* [Task instructions] Transcribe the full listing exactly, and drop every picture.

[Data tied to figure images]
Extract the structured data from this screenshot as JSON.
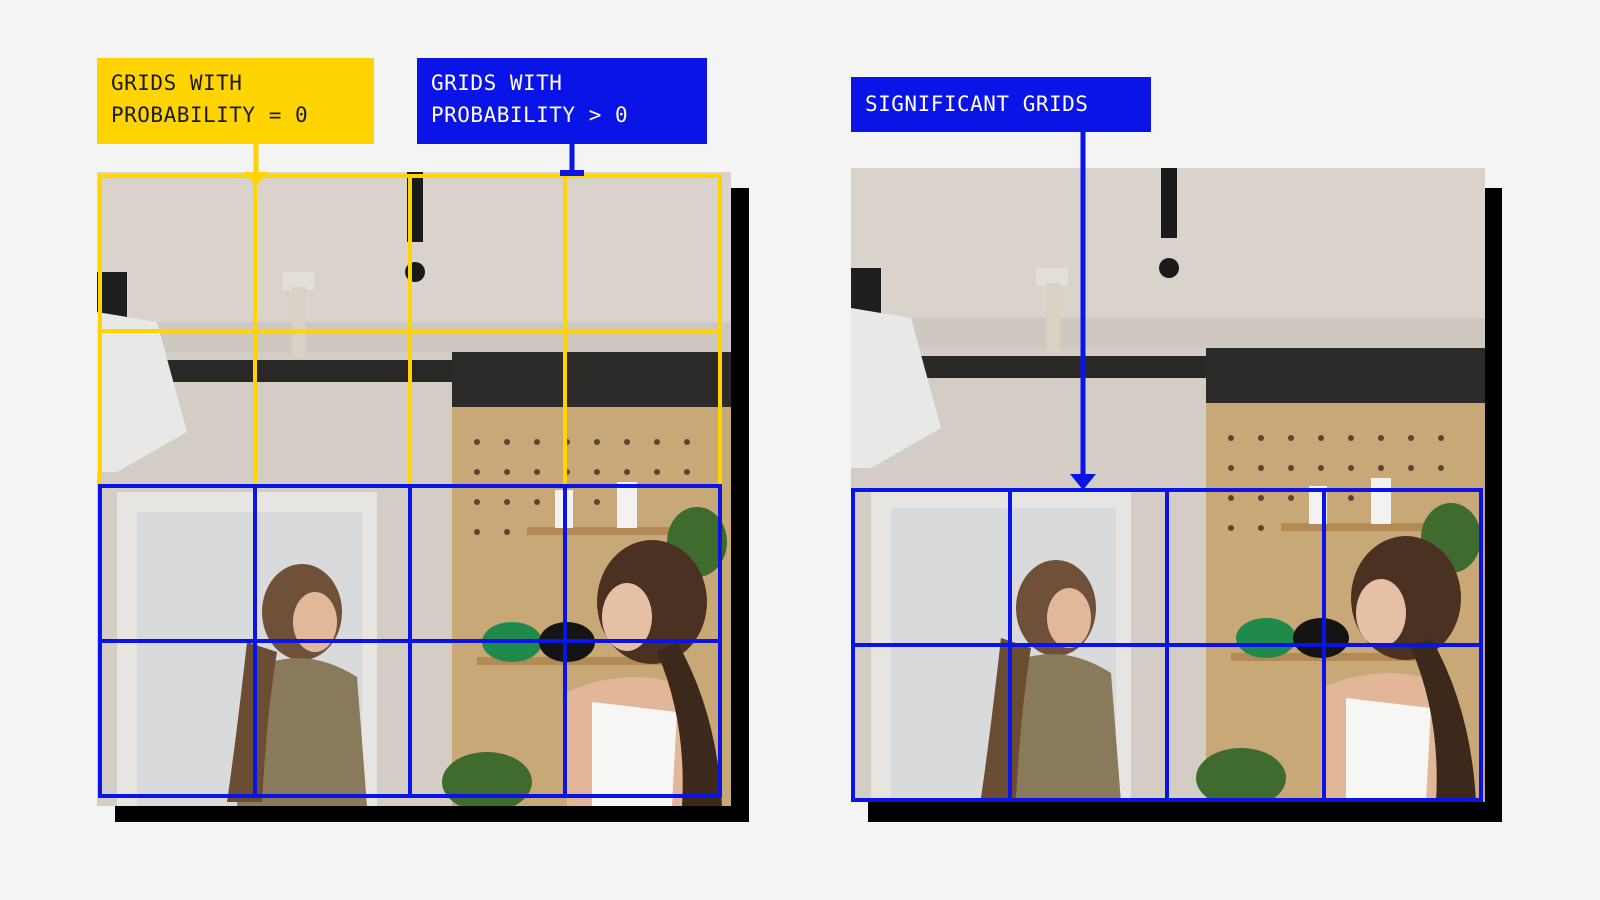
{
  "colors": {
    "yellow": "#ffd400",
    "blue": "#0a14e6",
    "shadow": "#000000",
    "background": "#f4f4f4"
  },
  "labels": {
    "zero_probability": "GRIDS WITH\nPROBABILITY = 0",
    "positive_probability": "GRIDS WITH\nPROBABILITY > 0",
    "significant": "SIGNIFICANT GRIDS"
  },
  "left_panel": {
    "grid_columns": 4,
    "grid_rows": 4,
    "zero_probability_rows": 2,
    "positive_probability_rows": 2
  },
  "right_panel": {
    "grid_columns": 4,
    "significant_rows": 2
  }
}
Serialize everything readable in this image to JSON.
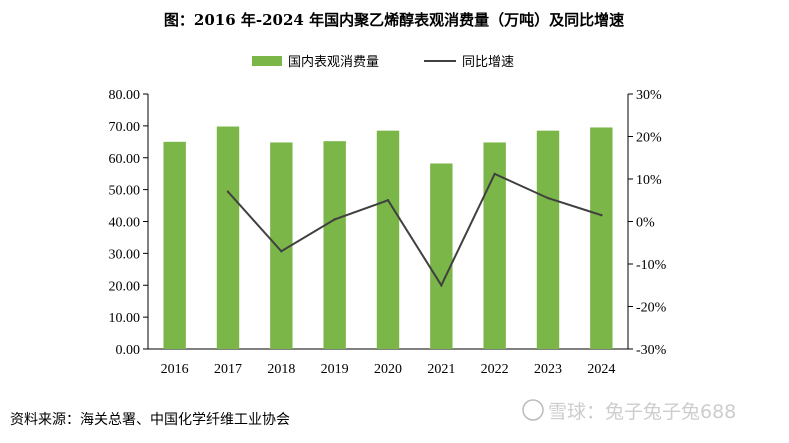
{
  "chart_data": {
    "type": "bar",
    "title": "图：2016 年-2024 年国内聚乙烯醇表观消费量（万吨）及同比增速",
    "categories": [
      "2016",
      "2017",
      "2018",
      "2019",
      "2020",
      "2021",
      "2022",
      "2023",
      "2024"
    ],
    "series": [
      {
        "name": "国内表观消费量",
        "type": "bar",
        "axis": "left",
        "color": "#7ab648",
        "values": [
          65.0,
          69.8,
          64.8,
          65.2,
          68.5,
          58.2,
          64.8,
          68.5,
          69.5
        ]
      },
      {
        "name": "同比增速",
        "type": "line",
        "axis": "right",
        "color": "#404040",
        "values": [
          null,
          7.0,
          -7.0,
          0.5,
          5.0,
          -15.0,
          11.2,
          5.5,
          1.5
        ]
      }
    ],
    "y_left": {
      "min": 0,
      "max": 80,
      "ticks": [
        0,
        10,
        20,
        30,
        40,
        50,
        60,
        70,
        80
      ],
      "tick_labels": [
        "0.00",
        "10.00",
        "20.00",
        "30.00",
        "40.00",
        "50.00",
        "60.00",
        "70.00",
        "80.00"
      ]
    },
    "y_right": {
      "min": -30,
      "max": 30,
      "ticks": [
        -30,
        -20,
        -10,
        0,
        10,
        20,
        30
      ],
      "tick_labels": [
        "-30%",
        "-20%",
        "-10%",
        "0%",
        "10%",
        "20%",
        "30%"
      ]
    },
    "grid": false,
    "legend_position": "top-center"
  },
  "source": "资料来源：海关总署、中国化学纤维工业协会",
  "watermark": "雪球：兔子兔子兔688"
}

* [The answer]
Extract the structured data from this screenshot as JSON.
{
  "colors": {
    "yellow": "#ffd400",
    "blue": "#0a14e6",
    "shadow": "#000000",
    "background": "#f4f4f4"
  },
  "labels": {
    "zero_probability": "GRIDS WITH\nPROBABILITY = 0",
    "positive_probability": "GRIDS WITH\nPROBABILITY > 0",
    "significant": "SIGNIFICANT GRIDS"
  },
  "left_panel": {
    "grid_columns": 4,
    "grid_rows": 4,
    "zero_probability_rows": 2,
    "positive_probability_rows": 2
  },
  "right_panel": {
    "grid_columns": 4,
    "significant_rows": 2
  }
}
Serialize everything readable in this image to JSON.
{
  "chart_data": {
    "type": "bar",
    "title": "图：2016 年-2024 年国内聚乙烯醇表观消费量（万吨）及同比增速",
    "categories": [
      "2016",
      "2017",
      "2018",
      "2019",
      "2020",
      "2021",
      "2022",
      "2023",
      "2024"
    ],
    "series": [
      {
        "name": "国内表观消费量",
        "type": "bar",
        "axis": "left",
        "color": "#7ab648",
        "values": [
          65.0,
          69.8,
          64.8,
          65.2,
          68.5,
          58.2,
          64.8,
          68.5,
          69.5
        ]
      },
      {
        "name": "同比增速",
        "type": "line",
        "axis": "right",
        "color": "#404040",
        "values": [
          null,
          7.0,
          -7.0,
          0.5,
          5.0,
          -15.0,
          11.2,
          5.5,
          1.5
        ]
      }
    ],
    "y_left": {
      "min": 0,
      "max": 80,
      "ticks": [
        0,
        10,
        20,
        30,
        40,
        50,
        60,
        70,
        80
      ],
      "tick_labels": [
        "0.00",
        "10.00",
        "20.00",
        "30.00",
        "40.00",
        "50.00",
        "60.00",
        "70.00",
        "80.00"
      ]
    },
    "y_right": {
      "min": -30,
      "max": 30,
      "ticks": [
        -30,
        -20,
        -10,
        0,
        10,
        20,
        30
      ],
      "tick_labels": [
        "-30%",
        "-20%",
        "-10%",
        "0%",
        "10%",
        "20%",
        "30%"
      ]
    },
    "grid": false,
    "legend_position": "top-center"
  },
  "source": "资料来源：海关总署、中国化学纤维工业协会",
  "watermark": "雪球：兔子兔子兔688"
}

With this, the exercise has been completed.